**Instructions to follow:** Your task is to filter the data below down to the lines holding "from".

(Dataset entries)
*** Block opens ***

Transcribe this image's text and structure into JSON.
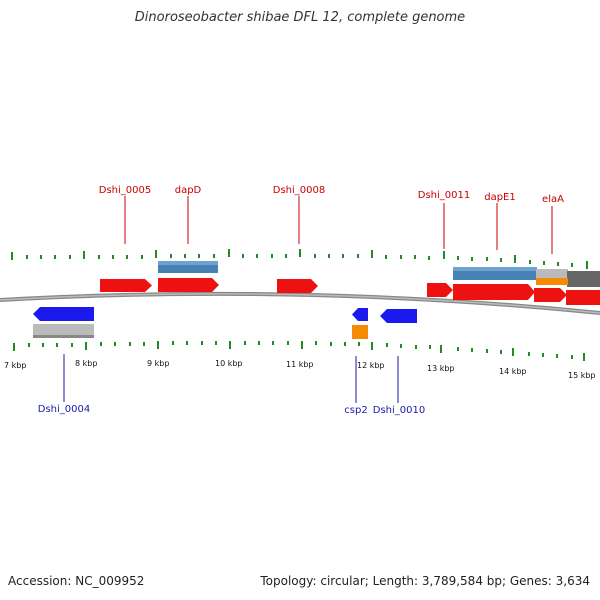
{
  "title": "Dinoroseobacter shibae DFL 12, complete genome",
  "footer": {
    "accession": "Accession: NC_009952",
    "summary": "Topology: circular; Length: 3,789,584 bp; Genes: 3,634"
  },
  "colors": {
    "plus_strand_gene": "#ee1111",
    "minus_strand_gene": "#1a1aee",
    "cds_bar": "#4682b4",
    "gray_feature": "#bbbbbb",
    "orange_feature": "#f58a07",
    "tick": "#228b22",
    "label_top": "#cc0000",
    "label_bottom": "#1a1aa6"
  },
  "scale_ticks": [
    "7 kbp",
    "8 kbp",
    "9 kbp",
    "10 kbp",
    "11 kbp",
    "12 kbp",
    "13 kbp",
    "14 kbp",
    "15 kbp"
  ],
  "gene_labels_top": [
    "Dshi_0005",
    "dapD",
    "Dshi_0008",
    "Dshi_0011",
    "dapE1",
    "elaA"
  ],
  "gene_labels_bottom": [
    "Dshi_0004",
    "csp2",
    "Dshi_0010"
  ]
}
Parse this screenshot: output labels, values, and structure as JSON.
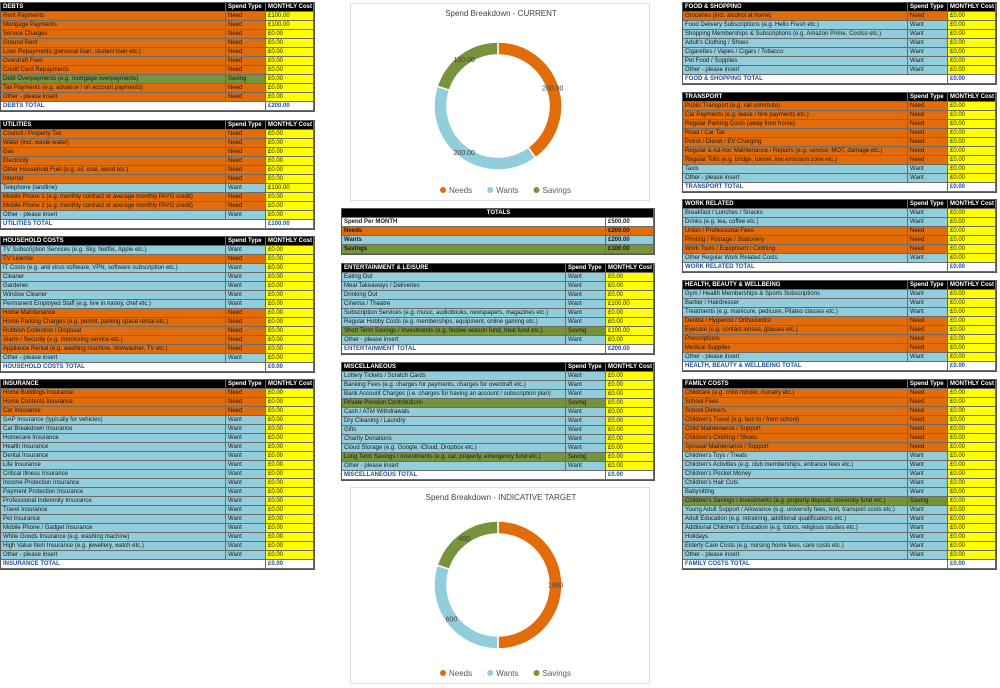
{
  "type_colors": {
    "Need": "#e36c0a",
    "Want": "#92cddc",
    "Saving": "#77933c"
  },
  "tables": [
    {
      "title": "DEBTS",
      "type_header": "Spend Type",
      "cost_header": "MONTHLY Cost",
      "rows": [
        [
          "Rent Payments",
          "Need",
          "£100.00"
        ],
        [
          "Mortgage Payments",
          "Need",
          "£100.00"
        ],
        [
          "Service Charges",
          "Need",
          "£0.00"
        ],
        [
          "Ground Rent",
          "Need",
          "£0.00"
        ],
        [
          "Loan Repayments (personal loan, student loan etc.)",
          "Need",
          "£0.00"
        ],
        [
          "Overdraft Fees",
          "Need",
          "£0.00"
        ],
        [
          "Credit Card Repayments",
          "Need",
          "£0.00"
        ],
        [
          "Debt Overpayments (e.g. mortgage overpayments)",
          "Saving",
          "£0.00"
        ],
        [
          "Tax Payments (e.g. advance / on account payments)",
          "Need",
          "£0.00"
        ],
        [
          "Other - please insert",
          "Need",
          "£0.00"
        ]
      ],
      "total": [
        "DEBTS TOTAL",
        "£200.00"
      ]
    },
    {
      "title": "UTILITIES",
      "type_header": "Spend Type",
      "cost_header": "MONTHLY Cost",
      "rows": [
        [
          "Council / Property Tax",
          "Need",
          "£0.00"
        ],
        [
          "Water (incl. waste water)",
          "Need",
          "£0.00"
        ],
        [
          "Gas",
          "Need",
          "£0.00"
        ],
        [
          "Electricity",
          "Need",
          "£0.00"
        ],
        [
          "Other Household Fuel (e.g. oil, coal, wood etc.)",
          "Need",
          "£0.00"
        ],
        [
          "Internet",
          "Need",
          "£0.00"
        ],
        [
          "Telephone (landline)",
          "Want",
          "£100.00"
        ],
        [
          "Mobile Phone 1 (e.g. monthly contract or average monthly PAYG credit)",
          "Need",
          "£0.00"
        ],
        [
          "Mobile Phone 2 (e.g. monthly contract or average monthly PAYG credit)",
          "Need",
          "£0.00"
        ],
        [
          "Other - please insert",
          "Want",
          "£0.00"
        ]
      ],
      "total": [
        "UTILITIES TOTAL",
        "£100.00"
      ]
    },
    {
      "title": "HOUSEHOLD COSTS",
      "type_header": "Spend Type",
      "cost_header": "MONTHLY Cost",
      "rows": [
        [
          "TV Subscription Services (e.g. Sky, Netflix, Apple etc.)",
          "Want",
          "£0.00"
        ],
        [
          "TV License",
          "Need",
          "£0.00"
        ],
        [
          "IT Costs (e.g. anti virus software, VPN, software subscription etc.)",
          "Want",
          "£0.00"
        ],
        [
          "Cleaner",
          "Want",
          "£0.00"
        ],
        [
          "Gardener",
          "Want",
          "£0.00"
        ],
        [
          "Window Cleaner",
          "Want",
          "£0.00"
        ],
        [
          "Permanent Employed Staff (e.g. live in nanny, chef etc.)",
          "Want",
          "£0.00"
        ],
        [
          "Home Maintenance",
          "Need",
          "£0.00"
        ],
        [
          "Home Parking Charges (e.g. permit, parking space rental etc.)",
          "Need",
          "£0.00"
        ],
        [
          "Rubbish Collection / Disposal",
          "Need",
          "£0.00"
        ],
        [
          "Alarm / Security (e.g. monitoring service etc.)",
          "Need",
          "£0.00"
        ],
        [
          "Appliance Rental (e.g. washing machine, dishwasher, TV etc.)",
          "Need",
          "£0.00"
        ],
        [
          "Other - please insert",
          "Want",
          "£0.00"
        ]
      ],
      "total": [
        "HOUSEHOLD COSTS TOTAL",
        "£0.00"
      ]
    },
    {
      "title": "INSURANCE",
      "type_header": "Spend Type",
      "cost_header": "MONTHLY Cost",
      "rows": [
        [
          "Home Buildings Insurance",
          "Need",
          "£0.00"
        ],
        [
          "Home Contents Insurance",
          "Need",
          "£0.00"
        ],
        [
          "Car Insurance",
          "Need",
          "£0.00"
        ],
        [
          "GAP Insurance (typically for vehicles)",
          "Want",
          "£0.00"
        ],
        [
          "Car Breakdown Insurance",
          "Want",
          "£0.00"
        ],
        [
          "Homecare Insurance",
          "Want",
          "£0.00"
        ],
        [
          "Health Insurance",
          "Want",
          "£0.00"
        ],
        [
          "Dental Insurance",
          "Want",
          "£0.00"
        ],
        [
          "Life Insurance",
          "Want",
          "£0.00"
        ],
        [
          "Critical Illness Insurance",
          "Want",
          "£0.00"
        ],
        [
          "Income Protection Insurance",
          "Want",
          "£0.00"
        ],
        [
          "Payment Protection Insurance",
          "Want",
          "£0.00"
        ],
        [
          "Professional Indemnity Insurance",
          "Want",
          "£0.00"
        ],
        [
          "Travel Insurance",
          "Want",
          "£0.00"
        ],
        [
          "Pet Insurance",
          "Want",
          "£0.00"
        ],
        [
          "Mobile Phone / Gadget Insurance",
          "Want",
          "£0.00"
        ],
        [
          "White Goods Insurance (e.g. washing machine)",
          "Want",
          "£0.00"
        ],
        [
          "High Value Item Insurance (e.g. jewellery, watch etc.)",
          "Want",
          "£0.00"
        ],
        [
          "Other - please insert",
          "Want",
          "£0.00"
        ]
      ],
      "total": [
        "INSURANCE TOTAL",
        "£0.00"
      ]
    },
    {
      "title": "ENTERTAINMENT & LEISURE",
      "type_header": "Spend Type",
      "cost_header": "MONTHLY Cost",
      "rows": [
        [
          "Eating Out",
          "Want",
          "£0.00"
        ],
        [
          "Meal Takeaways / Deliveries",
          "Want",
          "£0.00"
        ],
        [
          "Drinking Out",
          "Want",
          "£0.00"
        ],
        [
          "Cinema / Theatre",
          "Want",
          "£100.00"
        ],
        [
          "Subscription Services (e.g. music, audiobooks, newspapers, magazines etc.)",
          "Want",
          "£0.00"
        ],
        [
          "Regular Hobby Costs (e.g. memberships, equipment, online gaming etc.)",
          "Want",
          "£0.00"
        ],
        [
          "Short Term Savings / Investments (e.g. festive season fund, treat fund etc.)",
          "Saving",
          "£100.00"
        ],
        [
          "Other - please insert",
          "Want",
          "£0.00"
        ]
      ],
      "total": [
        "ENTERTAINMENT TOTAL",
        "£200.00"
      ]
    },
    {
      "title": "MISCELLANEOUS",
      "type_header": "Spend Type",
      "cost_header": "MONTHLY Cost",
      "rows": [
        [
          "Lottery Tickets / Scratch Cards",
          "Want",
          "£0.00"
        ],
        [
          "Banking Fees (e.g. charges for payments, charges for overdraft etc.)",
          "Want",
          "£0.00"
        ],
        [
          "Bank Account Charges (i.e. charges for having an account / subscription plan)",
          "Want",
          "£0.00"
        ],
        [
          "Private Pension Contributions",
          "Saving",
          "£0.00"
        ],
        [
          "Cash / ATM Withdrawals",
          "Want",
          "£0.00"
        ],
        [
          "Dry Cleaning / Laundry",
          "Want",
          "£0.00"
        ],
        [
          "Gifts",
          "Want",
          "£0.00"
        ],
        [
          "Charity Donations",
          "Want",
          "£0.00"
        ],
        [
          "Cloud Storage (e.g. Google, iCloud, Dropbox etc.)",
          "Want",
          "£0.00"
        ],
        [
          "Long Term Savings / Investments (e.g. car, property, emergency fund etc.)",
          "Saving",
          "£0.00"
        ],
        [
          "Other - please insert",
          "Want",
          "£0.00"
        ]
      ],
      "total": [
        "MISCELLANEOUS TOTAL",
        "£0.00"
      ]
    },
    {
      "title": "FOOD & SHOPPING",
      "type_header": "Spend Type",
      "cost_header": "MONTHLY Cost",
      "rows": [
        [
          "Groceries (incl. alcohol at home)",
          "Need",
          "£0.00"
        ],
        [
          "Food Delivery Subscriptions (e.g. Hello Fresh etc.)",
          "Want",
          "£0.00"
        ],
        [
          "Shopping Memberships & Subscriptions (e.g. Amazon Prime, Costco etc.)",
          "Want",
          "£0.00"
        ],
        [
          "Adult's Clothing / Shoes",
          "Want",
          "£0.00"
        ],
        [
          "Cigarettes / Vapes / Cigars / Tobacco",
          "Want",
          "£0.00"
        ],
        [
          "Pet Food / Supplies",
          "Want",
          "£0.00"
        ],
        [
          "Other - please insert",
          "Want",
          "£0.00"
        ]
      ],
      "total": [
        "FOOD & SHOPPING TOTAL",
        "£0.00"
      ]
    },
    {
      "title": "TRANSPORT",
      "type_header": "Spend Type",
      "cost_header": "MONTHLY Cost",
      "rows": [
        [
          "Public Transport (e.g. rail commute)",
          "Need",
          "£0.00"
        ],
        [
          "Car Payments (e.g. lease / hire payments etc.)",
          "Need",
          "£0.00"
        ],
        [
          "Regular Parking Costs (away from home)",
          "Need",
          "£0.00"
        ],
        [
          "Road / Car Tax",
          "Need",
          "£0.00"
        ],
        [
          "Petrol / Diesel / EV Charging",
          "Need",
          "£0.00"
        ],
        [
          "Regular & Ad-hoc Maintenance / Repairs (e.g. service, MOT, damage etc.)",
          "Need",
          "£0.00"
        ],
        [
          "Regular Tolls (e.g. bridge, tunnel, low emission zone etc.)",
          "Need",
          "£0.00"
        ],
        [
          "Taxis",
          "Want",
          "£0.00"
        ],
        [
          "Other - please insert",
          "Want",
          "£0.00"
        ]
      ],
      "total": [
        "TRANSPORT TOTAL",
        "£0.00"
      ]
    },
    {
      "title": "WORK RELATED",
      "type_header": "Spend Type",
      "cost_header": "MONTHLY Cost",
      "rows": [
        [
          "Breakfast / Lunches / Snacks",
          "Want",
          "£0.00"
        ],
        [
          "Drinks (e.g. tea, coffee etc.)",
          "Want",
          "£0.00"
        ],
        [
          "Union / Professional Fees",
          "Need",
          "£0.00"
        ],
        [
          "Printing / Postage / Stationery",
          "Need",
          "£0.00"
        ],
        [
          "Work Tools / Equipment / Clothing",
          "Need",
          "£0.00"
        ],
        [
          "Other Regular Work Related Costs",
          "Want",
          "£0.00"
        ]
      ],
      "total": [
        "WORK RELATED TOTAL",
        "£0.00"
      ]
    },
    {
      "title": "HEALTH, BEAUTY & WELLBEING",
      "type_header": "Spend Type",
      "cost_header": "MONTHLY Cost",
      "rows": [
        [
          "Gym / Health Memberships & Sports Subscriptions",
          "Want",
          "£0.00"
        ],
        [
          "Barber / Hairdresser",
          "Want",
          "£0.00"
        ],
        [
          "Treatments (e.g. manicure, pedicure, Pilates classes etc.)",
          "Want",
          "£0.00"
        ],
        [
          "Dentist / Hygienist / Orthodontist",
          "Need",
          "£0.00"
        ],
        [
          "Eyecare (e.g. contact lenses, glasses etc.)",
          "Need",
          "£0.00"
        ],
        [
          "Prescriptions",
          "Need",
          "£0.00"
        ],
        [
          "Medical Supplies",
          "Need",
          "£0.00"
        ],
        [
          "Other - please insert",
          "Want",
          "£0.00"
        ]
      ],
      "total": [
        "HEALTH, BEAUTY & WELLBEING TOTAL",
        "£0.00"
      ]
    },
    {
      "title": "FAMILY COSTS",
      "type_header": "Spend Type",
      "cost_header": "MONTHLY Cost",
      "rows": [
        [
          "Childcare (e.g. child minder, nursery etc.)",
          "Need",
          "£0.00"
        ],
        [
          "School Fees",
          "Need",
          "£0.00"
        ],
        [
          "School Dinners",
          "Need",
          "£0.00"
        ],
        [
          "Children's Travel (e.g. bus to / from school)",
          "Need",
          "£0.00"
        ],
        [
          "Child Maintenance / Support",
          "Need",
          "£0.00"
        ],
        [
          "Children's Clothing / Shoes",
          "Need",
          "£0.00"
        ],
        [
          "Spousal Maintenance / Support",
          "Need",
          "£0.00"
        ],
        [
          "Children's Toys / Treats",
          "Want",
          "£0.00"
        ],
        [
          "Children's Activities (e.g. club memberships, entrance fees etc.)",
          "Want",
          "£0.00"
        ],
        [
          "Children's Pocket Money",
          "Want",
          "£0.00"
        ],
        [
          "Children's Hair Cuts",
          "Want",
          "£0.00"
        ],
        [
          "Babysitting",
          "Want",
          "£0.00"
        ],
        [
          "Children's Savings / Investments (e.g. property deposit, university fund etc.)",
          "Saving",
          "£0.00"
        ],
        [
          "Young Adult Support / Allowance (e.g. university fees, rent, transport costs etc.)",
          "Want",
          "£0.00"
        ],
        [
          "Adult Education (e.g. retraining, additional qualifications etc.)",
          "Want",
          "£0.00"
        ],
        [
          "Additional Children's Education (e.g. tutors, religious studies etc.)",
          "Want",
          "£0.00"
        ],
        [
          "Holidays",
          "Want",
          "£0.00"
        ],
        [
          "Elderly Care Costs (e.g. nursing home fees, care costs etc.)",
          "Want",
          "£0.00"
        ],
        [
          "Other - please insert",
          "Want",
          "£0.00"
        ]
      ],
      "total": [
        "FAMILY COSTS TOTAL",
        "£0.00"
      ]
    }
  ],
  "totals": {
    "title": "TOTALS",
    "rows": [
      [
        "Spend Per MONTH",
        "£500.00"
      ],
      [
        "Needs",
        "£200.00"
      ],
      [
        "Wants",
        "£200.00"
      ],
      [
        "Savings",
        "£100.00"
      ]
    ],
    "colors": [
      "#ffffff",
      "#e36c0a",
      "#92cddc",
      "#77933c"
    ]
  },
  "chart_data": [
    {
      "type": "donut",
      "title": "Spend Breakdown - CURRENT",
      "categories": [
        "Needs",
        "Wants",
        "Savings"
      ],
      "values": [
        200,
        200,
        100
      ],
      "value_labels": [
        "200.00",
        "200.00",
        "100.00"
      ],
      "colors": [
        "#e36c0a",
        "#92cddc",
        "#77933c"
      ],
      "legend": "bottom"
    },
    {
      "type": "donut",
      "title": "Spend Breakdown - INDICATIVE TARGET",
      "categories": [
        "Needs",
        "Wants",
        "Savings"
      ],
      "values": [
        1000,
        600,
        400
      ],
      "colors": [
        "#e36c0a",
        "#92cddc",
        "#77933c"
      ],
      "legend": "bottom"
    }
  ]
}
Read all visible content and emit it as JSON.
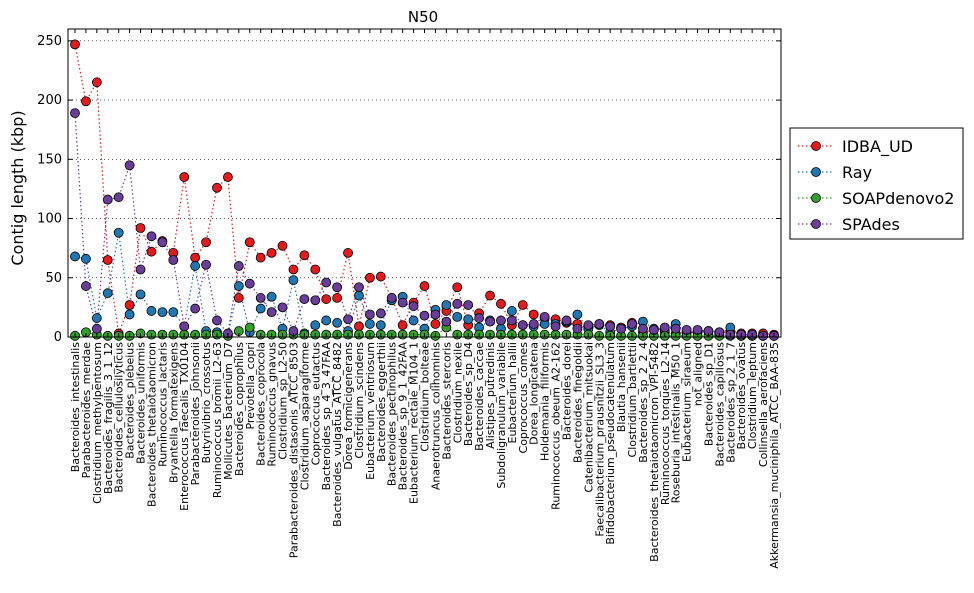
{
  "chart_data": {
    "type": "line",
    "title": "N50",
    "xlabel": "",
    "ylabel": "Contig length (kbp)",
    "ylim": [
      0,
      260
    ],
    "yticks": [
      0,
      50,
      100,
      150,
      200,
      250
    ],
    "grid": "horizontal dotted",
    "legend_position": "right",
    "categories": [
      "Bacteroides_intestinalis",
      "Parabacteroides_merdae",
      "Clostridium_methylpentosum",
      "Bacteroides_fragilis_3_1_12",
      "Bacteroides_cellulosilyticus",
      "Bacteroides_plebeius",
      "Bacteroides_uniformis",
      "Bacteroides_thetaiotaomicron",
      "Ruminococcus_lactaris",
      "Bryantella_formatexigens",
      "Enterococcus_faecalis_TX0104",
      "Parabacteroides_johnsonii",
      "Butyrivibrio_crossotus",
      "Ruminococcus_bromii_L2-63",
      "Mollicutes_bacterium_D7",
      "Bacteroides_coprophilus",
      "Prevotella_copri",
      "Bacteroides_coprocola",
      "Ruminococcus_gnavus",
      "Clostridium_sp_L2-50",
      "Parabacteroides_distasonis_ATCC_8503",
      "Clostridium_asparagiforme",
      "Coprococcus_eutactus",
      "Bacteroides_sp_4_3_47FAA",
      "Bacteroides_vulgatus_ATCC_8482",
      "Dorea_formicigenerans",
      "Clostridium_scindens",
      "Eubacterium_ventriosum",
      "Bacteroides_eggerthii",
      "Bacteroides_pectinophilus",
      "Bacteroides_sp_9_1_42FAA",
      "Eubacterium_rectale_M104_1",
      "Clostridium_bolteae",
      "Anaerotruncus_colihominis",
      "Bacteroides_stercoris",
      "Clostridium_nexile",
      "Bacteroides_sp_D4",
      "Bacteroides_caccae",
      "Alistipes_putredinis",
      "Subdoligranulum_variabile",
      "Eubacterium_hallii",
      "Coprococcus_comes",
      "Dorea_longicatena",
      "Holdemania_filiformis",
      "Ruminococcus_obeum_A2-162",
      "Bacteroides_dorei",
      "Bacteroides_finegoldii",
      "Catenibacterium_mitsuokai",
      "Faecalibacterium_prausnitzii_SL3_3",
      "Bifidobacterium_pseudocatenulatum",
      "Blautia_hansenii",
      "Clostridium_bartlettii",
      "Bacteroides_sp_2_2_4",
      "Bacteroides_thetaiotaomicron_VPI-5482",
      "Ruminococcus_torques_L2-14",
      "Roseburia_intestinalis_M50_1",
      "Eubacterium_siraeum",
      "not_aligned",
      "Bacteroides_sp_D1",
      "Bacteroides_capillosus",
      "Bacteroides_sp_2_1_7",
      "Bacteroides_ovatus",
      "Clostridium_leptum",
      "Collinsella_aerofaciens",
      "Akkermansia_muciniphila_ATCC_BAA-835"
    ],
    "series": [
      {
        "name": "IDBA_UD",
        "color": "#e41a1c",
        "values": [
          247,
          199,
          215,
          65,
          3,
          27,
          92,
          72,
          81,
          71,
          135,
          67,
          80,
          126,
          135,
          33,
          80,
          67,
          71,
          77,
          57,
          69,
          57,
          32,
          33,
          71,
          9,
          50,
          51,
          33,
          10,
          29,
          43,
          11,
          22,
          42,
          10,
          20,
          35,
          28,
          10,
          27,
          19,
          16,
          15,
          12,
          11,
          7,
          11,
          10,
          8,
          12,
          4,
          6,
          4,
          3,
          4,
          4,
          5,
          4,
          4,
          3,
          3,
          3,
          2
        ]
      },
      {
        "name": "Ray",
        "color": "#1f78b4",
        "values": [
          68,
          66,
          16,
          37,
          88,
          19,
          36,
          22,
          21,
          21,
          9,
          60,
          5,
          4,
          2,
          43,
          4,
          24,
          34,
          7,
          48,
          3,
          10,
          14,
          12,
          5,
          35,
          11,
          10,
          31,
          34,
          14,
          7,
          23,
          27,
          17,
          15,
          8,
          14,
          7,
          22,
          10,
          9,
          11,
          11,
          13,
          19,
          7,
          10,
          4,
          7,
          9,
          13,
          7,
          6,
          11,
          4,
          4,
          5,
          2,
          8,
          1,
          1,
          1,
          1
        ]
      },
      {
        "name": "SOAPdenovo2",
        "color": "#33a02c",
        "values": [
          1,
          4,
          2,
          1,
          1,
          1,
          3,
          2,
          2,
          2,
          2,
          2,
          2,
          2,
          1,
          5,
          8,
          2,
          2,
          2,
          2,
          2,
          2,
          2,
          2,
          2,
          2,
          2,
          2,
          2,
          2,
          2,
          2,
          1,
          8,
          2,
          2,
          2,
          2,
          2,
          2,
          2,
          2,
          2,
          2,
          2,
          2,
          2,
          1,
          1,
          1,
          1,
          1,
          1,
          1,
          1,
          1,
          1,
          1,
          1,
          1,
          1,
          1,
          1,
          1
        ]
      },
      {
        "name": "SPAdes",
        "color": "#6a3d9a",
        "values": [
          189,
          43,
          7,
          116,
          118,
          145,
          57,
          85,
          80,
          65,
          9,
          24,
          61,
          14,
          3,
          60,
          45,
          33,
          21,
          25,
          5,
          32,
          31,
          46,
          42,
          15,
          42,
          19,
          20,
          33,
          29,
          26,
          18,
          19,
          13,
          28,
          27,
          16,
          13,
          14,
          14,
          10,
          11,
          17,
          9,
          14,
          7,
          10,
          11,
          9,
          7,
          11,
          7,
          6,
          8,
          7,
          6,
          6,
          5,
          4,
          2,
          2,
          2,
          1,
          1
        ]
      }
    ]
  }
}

*** Block closes ***

**Response area:**
          "Regular Parking Costs (away from home)",
          "Children's Travel (e.g. bus to / from school)",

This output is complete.